- **GIVEN EXERCISE**: Find the lines holding "JSON" and copy them.

start INFORMATION SHOWN

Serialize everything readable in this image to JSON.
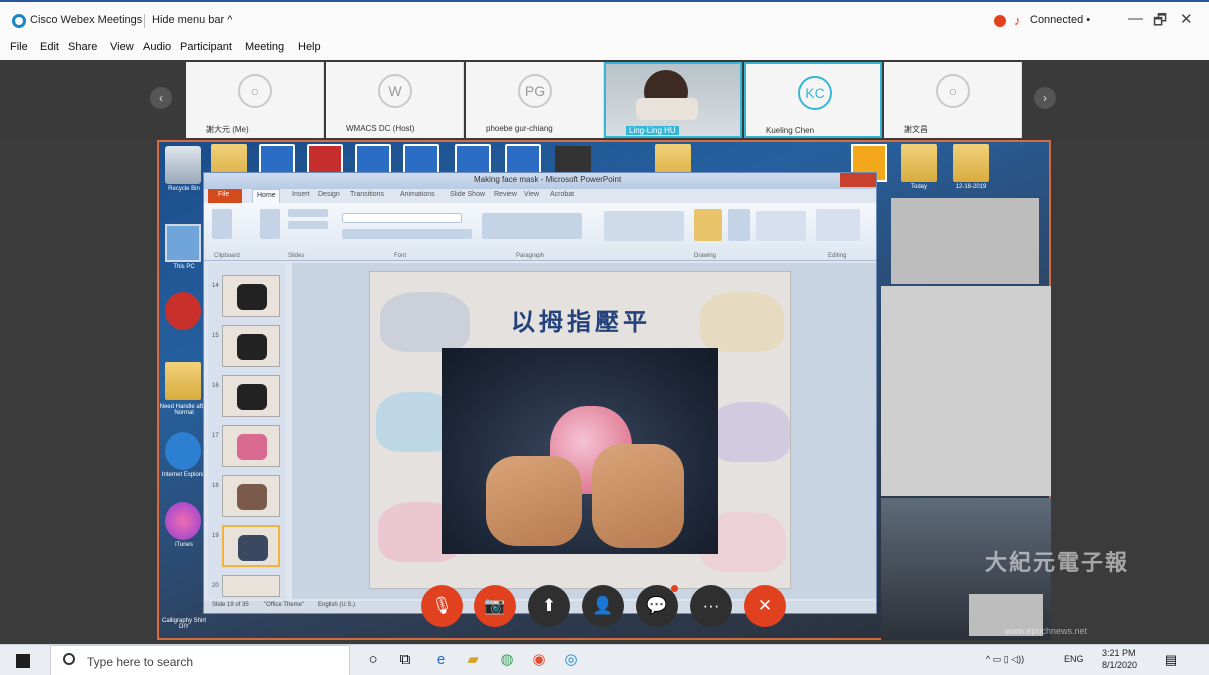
{
  "titlebar": {
    "title": "Cisco Webex Meetings",
    "hide_menu": "Hide menu bar ^",
    "status": "Connected •",
    "minimize": "—",
    "restore": "🗗",
    "close": "✕"
  },
  "menu": [
    "File",
    "Edit",
    "Share",
    "View",
    "Audio",
    "Participant",
    "Meeting",
    "Help"
  ],
  "participants": [
    {
      "initials": "",
      "name": "謝大元 (Me)"
    },
    {
      "initials": "W",
      "name": "WMACS DC (Host)"
    },
    {
      "initials": "PG",
      "name": "phoebe gur-chiang"
    },
    {
      "initials": "",
      "name": "Ling-Ling HU"
    },
    {
      "initials": "KC",
      "name": "Kueling Chen"
    },
    {
      "initials": "",
      "name": "謝文昌"
    }
  ],
  "ppt": {
    "title": "Making face mask - Microsoft PowerPoint",
    "tabs": [
      "File",
      "Home",
      "Insert",
      "Design",
      "Transitions",
      "Animations",
      "Slide Show",
      "Review",
      "View",
      "Acrobat"
    ],
    "groups": [
      "Clipboard",
      "Slides",
      "Font",
      "Paragraph",
      "Drawing",
      "Editing"
    ],
    "thumb_numbers": [
      "14",
      "15",
      "16",
      "17",
      "18",
      "19",
      "20"
    ],
    "slide_title": "以拇指壓平",
    "status": [
      "Slide 19 of 35",
      "\"Office Theme\"",
      "English (U.S.)"
    ]
  },
  "desktop": {
    "labels": [
      "Recycle Bin",
      "This PC",
      "Calligraphy Shirt DIY",
      "Need Handle after Normal",
      "Internet Explorer",
      "iTunes",
      "Today",
      "12-18-2019"
    ]
  },
  "controls": {
    "mute": "🎙",
    "video": "📷",
    "share": "⬆",
    "participants": "👤",
    "chat": "💬",
    "more": "···",
    "leave": "✕"
  },
  "watermark": {
    "text": "大紀元電子報",
    "url": "www.epochnews.net"
  },
  "taskbar": {
    "search_placeholder": "Type here to search",
    "lang": "ENG",
    "time": "3:21 PM",
    "date": "8/1/2020"
  },
  "colors": {
    "webex_blue": "#1a84c6",
    "accent_red": "#e2411f",
    "active_tile": "#36b6d6",
    "ppt_orange": "#d44b1d"
  }
}
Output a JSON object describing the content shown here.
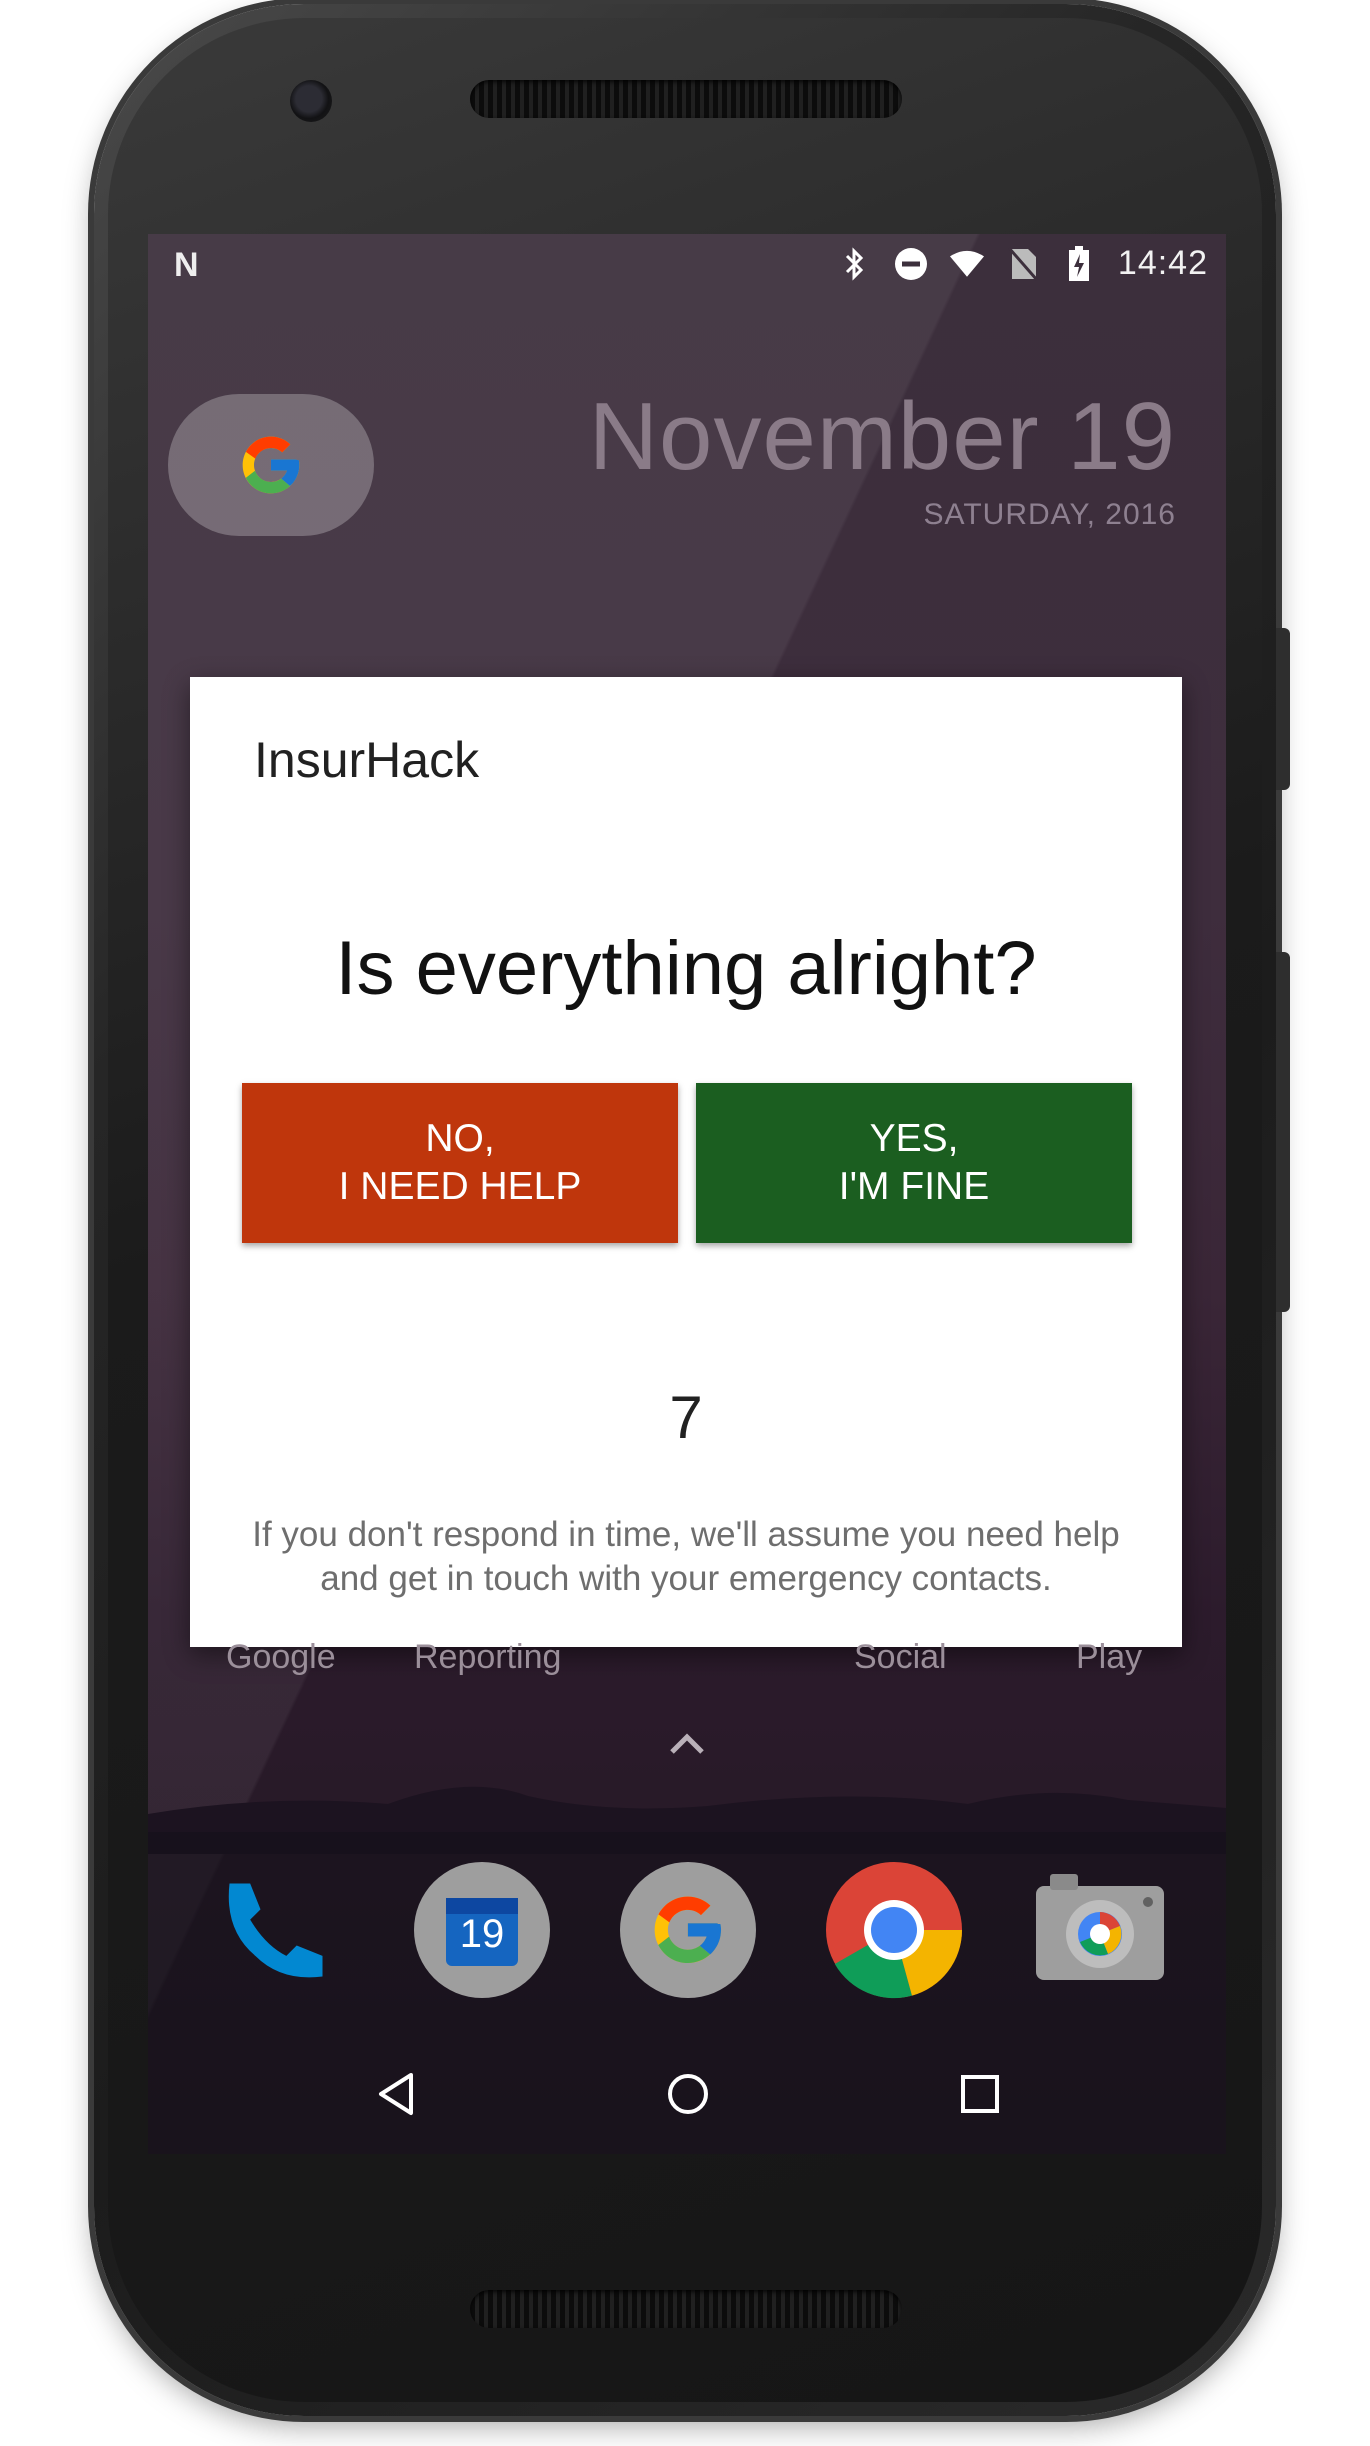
{
  "status_bar": {
    "notification_icon": "N",
    "time": "14:42",
    "icons": [
      "bluetooth-icon",
      "do-not-disturb-icon",
      "wifi-icon",
      "no-sim-icon",
      "battery-charging-icon"
    ]
  },
  "home": {
    "date_title": "November 19",
    "date_subtitle": "SATURDAY, 2016",
    "dock_labels": {
      "google": "Google",
      "reporting": "Reporting",
      "social": "Social",
      "play": "Play"
    },
    "calendar_day": "19"
  },
  "dialog": {
    "app_name": "InsurHack",
    "question": "Is everything alright?",
    "no_button_line1": "NO,",
    "no_button_line2": "I NEED HELP",
    "yes_button_line1": "YES,",
    "yes_button_line2": "I'M FINE",
    "countdown": "7",
    "note_line1": "If you don't respond in time, we'll assume you need help",
    "note_line2": "and get in touch with your emergency contacts."
  },
  "colors": {
    "no_button": "#bf360c",
    "yes_button": "#1b5e20",
    "dialog_bg": "#ffffff"
  },
  "navigation": [
    "back-icon",
    "home-icon",
    "recents-icon"
  ]
}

end INFORMATION SHOWN

- **TASK OUTPUT**:
Serialize everything readable in this image to JSON.
Output a JSON object describing the content shown here.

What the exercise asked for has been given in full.